Given problem -
In this exercise, reproduce all the entries that follow exactly.

Given information -
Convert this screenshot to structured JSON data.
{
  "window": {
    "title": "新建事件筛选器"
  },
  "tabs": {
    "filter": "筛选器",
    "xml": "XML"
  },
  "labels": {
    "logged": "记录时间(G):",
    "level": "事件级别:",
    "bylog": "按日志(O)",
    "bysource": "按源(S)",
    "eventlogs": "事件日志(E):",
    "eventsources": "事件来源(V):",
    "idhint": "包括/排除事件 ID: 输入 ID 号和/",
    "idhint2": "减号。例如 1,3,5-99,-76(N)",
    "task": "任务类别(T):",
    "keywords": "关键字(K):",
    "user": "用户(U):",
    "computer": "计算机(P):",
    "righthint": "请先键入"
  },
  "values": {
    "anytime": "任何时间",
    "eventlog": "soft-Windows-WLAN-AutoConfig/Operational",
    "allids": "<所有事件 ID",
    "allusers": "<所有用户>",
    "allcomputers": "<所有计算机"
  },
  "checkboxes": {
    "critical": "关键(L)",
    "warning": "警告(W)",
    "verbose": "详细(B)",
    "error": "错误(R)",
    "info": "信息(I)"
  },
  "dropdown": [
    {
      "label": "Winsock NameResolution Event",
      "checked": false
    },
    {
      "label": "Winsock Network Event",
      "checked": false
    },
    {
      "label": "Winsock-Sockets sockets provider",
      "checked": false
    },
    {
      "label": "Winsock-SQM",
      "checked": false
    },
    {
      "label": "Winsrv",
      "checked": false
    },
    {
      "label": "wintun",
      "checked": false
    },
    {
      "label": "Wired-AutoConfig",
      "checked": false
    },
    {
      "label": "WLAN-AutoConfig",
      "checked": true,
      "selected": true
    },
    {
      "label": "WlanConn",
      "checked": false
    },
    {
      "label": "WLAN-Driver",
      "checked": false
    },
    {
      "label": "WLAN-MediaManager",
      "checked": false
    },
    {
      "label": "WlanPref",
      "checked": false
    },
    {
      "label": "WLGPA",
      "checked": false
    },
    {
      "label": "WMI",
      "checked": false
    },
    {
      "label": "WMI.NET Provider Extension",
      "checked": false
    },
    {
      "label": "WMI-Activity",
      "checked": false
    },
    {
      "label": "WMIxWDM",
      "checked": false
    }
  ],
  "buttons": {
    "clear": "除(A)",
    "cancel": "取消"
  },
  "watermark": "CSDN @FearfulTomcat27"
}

Exercise solution -
Convert this screenshot to structured JSON data.
{
  "window": {
    "title": "新建事件筛选器"
  },
  "tabs": {
    "filter": "筛选器",
    "xml": "XML"
  },
  "labels": {
    "logged": "记录时间(G):",
    "level": "事件级别:",
    "bylog": "按日志(O)",
    "bysource": "按源(S)",
    "eventlogs": "事件日志(E):",
    "eventsources": "事件来源(V):",
    "idhint": "包括/排除事件 ID: 输入 ID 号和/",
    "idhint2": "减号。例如 1,3,5-99,-76(N)",
    "task": "任务类别(T):",
    "keywords": "关键字(K):",
    "user": "用户(U):",
    "computer": "计算机(P):",
    "righthint": "请先键入"
  },
  "values": {
    "anytime": "任何时间",
    "eventlog": "soft-Windows-WLAN-AutoConfig/Operational",
    "allids": "<所有事件 ID",
    "allusers": "<所有用户>",
    "allcomputers": "<所有计算机"
  },
  "checkboxes": {
    "critical": "关键(L)",
    "warning": "警告(W)",
    "verbose": "详细(B)",
    "error": "错误(R)",
    "info": "信息(I)"
  },
  "dropdown": [
    {
      "label": "Winsock NameResolution Event",
      "checked": false
    },
    {
      "label": "Winsock Network Event",
      "checked": false
    },
    {
      "label": "Winsock-Sockets sockets provider",
      "checked": false
    },
    {
      "label": "Winsock-SQM",
      "checked": false
    },
    {
      "label": "Winsrv",
      "checked": false
    },
    {
      "label": "wintun",
      "checked": false
    },
    {
      "label": "Wired-AutoConfig",
      "checked": false
    },
    {
      "label": "WLAN-AutoConfig",
      "checked": true,
      "selected": true
    },
    {
      "label": "WlanConn",
      "checked": false
    },
    {
      "label": "WLAN-Driver",
      "checked": false
    },
    {
      "label": "WLAN-MediaManager",
      "checked": false
    },
    {
      "label": "WlanPref",
      "checked": false
    },
    {
      "label": "WLGPA",
      "checked": false
    },
    {
      "label": "WMI",
      "checked": false
    },
    {
      "label": "WMI.NET Provider Extension",
      "checked": false
    },
    {
      "label": "WMI-Activity",
      "checked": false
    },
    {
      "label": "WMIxWDM",
      "checked": false
    }
  ],
  "buttons": {
    "clear": "除(A)",
    "cancel": "取消"
  },
  "watermark": "CSDN @FearfulTomcat27"
}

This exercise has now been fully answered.